## Task instructions
From the records, pick out and copy each line containing "offered".

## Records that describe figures

——

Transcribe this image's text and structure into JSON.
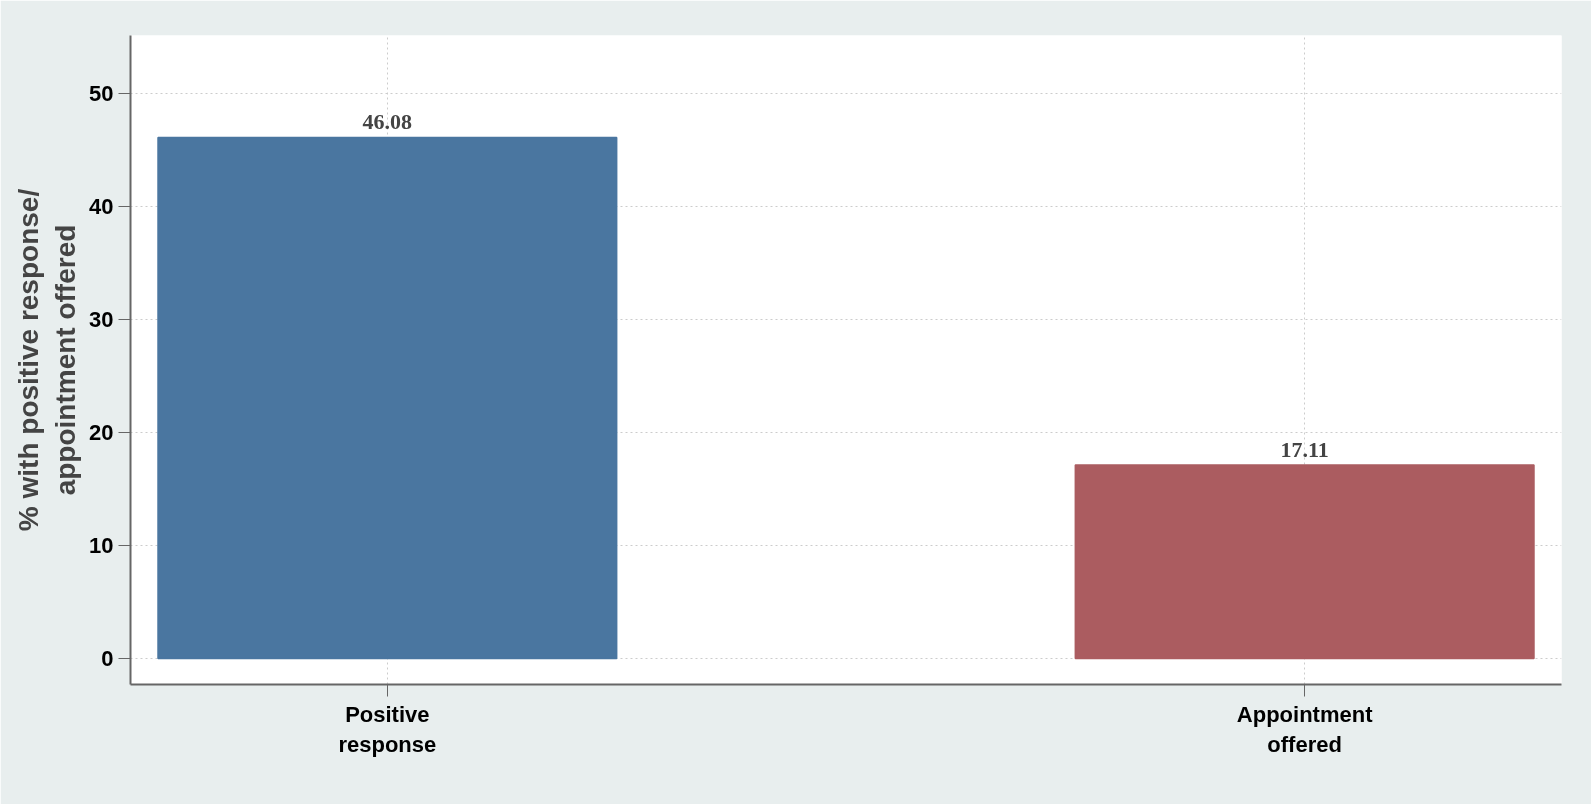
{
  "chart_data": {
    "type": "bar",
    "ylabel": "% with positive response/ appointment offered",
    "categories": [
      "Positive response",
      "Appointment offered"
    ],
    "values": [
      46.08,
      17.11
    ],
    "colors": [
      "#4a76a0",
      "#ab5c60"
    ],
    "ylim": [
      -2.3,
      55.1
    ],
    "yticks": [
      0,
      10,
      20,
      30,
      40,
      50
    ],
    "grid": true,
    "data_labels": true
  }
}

——

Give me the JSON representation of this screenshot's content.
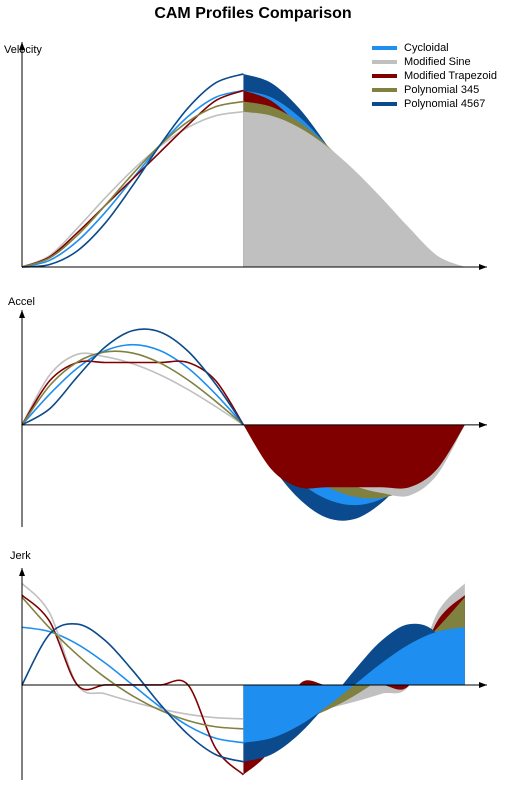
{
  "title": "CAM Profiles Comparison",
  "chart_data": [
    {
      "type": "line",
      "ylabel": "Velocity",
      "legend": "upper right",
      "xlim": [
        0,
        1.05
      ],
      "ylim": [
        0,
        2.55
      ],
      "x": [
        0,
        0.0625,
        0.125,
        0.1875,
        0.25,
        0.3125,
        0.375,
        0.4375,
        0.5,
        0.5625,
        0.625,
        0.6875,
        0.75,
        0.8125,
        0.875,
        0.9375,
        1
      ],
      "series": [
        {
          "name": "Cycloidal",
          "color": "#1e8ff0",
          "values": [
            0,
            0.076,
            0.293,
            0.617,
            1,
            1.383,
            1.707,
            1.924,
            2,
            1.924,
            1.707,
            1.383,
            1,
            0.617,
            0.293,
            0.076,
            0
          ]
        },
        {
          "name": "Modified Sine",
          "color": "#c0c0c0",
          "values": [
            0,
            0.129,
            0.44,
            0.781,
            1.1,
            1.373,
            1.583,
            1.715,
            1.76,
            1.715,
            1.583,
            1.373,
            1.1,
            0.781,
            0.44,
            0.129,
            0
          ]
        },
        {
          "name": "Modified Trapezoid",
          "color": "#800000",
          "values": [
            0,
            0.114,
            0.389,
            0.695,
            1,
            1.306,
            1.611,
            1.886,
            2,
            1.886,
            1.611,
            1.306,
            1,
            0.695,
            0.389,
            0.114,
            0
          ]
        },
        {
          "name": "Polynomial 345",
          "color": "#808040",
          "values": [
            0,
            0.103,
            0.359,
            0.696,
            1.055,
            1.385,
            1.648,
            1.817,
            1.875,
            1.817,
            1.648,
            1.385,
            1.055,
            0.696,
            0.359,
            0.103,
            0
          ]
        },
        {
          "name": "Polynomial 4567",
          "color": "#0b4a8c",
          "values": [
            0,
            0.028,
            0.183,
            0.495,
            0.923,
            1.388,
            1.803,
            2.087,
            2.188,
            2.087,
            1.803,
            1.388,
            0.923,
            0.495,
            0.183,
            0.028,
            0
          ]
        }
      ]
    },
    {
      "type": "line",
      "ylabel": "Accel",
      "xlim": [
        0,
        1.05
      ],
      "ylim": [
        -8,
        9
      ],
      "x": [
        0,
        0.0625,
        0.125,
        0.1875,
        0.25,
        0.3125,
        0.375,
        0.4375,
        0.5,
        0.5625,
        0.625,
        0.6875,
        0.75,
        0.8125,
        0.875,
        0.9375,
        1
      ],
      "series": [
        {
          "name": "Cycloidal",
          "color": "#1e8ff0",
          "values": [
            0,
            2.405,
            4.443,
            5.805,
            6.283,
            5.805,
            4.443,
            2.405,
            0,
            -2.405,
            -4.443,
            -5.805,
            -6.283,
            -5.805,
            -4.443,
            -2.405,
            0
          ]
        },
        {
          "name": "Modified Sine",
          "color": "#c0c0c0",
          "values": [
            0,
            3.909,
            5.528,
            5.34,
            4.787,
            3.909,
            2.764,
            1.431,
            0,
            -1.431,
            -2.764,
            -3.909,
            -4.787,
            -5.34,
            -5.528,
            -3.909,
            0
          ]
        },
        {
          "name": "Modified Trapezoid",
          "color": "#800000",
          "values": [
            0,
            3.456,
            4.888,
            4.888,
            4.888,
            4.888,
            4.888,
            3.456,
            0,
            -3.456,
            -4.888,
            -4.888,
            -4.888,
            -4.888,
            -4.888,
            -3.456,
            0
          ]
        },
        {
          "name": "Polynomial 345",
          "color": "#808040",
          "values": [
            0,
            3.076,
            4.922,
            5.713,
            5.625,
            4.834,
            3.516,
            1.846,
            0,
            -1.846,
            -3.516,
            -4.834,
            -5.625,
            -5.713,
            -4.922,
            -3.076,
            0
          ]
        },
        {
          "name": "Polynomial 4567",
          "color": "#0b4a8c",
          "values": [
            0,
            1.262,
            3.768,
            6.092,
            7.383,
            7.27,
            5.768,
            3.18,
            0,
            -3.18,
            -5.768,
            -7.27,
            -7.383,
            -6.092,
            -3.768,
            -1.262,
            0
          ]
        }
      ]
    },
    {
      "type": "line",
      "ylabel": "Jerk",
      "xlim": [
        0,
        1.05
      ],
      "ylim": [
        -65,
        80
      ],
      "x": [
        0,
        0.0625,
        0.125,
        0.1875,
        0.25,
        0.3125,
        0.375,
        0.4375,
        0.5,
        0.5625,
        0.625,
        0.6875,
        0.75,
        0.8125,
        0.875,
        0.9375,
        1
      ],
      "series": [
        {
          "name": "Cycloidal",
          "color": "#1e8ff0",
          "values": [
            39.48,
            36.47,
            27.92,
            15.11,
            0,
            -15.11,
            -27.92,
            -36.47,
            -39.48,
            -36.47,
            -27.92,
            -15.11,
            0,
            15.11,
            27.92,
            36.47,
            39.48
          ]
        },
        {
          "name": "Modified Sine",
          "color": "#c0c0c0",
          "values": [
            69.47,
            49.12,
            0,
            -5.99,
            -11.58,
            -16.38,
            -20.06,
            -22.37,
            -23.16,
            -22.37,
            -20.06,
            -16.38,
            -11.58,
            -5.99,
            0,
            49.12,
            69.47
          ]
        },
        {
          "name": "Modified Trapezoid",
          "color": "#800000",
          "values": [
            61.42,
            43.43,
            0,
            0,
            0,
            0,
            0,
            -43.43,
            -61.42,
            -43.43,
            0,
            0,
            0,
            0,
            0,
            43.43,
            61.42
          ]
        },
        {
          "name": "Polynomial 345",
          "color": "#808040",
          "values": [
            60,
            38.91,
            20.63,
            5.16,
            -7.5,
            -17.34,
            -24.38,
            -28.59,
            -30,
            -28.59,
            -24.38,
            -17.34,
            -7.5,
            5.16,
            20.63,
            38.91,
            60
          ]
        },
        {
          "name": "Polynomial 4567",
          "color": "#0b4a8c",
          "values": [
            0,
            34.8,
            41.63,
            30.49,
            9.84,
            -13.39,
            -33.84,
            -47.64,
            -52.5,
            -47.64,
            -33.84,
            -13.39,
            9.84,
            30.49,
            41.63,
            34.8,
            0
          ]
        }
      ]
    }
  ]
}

——

## Result for this exercise
    "ylabel": "% with positive response/ appointment offered",
      "Appointment offered"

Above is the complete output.